:: EXERCISE PASSAGE ::
—————
Faculty & Graduate Student News

Read about recent honors and activities of our engineering faculty and graduate students, who are respected leaders in research, instruction, mentoring and professional societies.

Computer Science & Engineering (CSE) doctoral student Derek Doran received a $10,000 stipend (2012-13) for his proposed research aimed at developing a flexible analytic framework for aviation security screening checkpoint performance.  Derek was mentored by Dr. Lance Fiondella, a CSE post-doctoral researcher, in his preparation of the successful proposal, and Dr. Nicholas Lownes (Civil & Environmental Engineering) serves as Derek’s advisor on the aviation security research project.  The award is sponsored by the Federal Aviation Administration of the U.S. Department of Transportation and administered by the Airport Cooperative Research Program (ACRP) of the Transportation Research Board/National Academies. Derek is advised by Dr. Swapna Gokhale of CSE and collaborates with Dr. Nicholas Lownes of Civil & Environmental Engineering on airport security research.

Dr. John Ivan (Civil & Environmental Engineering) was an invited panel speaker at a July workshop entitled “Better Safety Results through Information Sharing,” which was organized by the Transportation Knowledge Network of the Transportation Research Board of the National Academies held at the University of California, Irvine.  Dr. Ivan and his fellow panelists discussed the challenge to researchers in obtaining and sharing accurate road safety data and information from and for communities, states and federal agencies.  The workshop produced an action plan for improving access to and awareness of information related to road safety, including updating a thesaurus of search terms to be used in cataloguing transportation safety research reports and articles, creating email listservs for announcements about new reports and articles targeted to specific topics and developing new search engines that focus on specific topics.

Maura Koehle, a Ph.D. candidate in the Chemical Engineering program (Adv.:  Dr. Ashish Mhadeshwar) was awarded a summer internship at the ExxonMobil Process Research Laboratories in Clinton, NJ to conduct research involving catalysis and reaction engineering.  Researchers at the ExxonMobil lab are investigating new technologies for clean-burning gasoline and diesel, ways to render refineries more environmentally friendly, and means to enhance production capabilities.  Maura previously received a travel grant enabling her to attend the 22nd North American Catalysis Society meeting in 2011; a U.S. Department of Education Graduate Assistance in Areas of National Need fellowship (2010-11); and a National Science Foundation GK-12 fellowship (2011-12).  Her doctoral research involves the development of a microkinetic model for the reforming of ethanol, a potential hydrogen source for fuel cell applications.  Read more here.
—————
:: SUPPLIED ENTRIES ::
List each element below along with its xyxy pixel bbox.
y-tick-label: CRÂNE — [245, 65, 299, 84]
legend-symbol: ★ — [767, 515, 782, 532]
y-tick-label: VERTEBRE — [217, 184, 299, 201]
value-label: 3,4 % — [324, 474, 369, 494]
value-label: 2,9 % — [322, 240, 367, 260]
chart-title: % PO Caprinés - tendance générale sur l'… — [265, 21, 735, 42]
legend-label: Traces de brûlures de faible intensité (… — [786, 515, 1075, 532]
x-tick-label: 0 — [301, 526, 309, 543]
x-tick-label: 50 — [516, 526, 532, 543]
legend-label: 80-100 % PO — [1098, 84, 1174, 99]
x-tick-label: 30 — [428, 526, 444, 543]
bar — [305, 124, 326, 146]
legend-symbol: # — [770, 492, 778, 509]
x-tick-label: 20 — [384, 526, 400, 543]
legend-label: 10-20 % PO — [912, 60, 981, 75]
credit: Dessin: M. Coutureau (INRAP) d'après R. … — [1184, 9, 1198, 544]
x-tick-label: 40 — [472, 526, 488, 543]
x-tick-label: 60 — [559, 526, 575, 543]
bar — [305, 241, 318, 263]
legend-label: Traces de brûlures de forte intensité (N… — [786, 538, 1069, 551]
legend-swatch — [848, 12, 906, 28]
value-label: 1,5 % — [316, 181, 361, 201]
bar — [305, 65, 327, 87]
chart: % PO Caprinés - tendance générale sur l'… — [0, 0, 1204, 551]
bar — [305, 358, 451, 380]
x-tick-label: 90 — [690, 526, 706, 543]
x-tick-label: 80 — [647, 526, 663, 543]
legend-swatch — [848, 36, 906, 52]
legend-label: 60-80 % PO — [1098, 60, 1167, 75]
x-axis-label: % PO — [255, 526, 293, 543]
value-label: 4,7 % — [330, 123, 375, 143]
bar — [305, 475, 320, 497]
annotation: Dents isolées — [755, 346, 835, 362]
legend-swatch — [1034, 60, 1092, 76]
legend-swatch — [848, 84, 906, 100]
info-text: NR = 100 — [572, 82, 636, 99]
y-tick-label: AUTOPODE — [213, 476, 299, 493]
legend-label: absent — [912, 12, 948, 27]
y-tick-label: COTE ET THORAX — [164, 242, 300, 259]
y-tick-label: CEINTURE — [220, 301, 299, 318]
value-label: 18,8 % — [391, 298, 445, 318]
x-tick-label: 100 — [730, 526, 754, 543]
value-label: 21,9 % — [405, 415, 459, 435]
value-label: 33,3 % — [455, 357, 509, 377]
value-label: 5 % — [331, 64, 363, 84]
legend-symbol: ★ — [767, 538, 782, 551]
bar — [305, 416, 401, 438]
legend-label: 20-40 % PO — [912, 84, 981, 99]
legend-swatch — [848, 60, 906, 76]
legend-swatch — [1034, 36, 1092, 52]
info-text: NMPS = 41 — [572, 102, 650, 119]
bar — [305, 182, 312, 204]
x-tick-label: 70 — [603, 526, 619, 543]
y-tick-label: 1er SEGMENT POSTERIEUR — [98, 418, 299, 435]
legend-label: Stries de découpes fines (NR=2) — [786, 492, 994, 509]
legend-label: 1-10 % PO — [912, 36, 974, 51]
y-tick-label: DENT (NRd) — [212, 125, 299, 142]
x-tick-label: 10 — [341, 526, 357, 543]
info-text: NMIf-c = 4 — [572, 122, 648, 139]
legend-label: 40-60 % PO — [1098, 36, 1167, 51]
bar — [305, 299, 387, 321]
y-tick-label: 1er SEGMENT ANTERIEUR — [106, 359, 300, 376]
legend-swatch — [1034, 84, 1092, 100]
—————
:: ASSIGNMENT A ::
Rewrite the paragraph of the faculty and graduate student news that begins "Dr. John Ivan (Civil & Environmental Engineering)" as a short bulleted list. Keep its main facts.
:: ASSIGNMENT B ::
Extend the faculty and graduate student news past its final sentence, keeping the same style.

:: FINAL ANSWER A ::
- Dr. John Ivan (Civil & Environmental Engineering) was an invited panel speaker at a July workshop, "Better Safety Results through Information Sharing."
- The workshop was organized by the Transportation Knowledge Network of the Transportation Research Board of the National Academies and held at the University of California, Irvine.
- The panel discussed how hard it is for researchers to get and share accurate road safety data from and for communities, states and federal agencies.
- The workshop produced an action plan for better access to and awareness of road safety information:
  - update a thesaurus of search terms for cataloguing transportation safety reports and articles
  - create email listservs that announce new reports and articles on specific topics
  - develop new search engines focused on specific topics

:: FINAL ANSWER B ::
Dr. George Lykotrafitis (Mechanical Engineering) recently received grants from the National Science Foundation (NSF) and the American Heart Association (AHA). The research objective of the NSF award is to characterize, at the single molecule level, the interactions between erythrocyte adhesion receptors and their corresponding ligands, and to measure the effect of agonist activation signaling on the strength and the frequency of adhesion events. The AHA-funded project proposes to use atomic force microscopy combined with microfluidics and coarse-grained molecular dynamics simulations to study vasoocclusion in sickle cell disease (SCD). Read more about Dr. Lykotrafitis’ SCD research here.

Dr. Alexander Shvartsman (Computer Science & Engineering) was elected for a three-year term as the Chair of the Steering Committee of the ACM Symposium on Principles of Distributed Computing (PODC). This conference is the top international forum for researchers involved in all aspects of distributed computing. Together, ACM PODC and EATCS DISC (the Symposium on Distributed Computing) administer the Edsger W. Dijkstra Prize in Distributed Computing, the most prestigious award in distributed computing.  Dr. Shvartsman also served as the Chair of the Steering Committee of DISC from 2004 to 2007, and his most recent election makes him the only researcher to chair the steering committees of both of these premier conferences.